WORK INSTRUCTIONS — Below are some records. How many of their lines contain the string "Region"? Give the number only.

LISTED ENTRIES —

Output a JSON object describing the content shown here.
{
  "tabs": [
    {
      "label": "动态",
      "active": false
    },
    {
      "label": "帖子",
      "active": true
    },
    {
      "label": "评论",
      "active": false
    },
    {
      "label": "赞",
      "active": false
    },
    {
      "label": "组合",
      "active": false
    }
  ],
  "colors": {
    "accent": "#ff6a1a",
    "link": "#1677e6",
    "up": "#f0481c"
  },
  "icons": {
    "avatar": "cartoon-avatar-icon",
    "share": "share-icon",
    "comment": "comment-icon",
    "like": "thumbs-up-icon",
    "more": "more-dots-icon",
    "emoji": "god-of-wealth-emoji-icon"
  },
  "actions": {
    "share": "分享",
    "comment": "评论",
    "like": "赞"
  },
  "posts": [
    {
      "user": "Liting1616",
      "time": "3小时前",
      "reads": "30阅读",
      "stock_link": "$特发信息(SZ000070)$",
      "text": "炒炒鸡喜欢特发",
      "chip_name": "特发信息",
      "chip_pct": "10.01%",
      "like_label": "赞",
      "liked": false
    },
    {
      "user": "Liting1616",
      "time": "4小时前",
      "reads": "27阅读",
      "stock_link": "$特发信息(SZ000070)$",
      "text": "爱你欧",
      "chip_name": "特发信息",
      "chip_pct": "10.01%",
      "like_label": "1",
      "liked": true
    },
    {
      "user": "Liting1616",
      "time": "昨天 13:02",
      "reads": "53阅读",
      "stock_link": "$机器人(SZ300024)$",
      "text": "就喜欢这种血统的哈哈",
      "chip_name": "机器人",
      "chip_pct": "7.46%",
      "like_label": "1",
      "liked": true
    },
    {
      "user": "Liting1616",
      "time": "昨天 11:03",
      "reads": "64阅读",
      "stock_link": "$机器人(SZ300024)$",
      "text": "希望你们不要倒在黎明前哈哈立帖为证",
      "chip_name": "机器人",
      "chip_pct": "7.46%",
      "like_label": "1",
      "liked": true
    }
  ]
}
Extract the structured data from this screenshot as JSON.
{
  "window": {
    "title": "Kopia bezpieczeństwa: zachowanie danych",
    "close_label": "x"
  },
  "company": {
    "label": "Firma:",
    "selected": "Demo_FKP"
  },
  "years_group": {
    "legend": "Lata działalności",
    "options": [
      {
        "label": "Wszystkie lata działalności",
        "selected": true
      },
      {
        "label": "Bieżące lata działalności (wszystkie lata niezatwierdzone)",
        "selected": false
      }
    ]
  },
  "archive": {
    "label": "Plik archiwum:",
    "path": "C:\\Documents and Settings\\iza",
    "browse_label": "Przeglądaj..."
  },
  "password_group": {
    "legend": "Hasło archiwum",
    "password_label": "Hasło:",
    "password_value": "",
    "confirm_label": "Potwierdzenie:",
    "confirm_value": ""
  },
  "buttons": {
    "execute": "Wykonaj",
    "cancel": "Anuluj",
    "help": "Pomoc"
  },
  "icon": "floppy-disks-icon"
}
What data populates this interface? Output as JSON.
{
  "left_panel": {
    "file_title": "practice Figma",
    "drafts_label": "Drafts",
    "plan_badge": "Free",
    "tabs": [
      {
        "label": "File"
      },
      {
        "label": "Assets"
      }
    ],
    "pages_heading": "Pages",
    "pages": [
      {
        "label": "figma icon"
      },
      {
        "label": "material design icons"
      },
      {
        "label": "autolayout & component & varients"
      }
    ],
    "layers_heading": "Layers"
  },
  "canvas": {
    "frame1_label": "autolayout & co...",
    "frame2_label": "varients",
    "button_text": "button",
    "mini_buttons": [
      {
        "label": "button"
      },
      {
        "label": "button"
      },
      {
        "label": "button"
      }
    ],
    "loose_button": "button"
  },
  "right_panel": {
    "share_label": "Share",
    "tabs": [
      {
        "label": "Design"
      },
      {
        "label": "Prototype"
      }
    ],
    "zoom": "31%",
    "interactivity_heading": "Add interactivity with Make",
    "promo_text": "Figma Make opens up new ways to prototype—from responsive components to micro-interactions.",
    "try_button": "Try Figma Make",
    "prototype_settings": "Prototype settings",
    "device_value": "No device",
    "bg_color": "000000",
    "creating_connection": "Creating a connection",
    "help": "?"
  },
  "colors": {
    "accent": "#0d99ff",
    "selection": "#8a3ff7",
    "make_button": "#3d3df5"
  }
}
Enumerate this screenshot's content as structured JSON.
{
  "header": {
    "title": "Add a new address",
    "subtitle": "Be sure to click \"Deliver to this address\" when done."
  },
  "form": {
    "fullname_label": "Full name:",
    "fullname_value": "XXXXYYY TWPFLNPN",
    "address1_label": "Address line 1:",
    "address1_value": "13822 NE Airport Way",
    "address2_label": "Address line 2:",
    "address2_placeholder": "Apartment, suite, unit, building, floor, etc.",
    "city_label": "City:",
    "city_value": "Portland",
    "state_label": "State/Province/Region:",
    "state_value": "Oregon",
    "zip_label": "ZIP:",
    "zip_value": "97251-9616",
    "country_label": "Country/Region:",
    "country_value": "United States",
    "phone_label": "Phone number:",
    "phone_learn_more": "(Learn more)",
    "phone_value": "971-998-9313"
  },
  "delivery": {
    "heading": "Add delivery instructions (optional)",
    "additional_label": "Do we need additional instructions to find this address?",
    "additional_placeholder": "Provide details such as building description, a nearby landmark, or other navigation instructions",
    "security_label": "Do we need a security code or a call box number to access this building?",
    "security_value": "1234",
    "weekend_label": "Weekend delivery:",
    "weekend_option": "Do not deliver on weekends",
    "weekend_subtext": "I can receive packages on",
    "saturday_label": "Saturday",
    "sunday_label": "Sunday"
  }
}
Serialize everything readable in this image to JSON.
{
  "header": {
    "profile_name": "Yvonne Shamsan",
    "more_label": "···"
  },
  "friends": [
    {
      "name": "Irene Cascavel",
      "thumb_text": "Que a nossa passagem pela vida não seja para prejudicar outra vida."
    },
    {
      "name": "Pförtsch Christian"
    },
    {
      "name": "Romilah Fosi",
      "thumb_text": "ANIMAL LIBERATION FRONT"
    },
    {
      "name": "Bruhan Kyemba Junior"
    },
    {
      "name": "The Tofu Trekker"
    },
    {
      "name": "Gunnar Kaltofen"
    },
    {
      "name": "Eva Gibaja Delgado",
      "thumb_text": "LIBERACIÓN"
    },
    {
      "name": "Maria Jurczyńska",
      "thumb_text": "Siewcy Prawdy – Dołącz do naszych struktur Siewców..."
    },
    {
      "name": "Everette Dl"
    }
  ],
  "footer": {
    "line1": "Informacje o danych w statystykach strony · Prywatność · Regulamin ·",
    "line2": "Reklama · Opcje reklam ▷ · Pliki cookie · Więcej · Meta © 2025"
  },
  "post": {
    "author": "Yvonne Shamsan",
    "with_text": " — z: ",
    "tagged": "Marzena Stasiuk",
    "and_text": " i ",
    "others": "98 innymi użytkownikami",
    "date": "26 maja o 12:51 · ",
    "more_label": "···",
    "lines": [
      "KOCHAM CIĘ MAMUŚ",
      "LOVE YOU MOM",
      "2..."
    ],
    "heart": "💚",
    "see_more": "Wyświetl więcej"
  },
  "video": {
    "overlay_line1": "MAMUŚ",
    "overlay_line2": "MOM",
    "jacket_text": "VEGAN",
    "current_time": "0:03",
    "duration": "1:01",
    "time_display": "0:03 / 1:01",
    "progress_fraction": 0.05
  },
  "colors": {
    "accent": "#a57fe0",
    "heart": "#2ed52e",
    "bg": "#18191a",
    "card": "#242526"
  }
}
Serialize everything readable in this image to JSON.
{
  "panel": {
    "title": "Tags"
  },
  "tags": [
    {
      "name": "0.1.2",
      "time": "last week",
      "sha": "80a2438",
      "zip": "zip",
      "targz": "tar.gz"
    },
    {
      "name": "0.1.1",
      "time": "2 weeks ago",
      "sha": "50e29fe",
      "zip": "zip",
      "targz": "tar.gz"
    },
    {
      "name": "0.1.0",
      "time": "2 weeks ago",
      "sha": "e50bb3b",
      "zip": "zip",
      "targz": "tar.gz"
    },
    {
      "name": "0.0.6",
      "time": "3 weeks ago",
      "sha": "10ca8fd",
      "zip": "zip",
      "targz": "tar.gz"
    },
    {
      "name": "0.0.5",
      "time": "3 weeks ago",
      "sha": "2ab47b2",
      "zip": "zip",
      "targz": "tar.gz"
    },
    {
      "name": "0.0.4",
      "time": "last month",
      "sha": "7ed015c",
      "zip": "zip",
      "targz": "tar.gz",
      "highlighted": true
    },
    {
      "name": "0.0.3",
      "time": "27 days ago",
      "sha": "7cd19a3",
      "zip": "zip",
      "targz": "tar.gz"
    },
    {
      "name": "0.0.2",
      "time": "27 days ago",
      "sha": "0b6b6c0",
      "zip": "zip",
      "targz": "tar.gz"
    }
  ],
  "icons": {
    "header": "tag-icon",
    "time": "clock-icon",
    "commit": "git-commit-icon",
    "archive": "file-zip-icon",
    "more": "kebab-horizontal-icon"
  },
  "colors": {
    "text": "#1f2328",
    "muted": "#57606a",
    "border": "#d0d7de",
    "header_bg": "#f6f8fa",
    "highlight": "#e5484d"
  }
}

WRITTEN RESPONSE — 2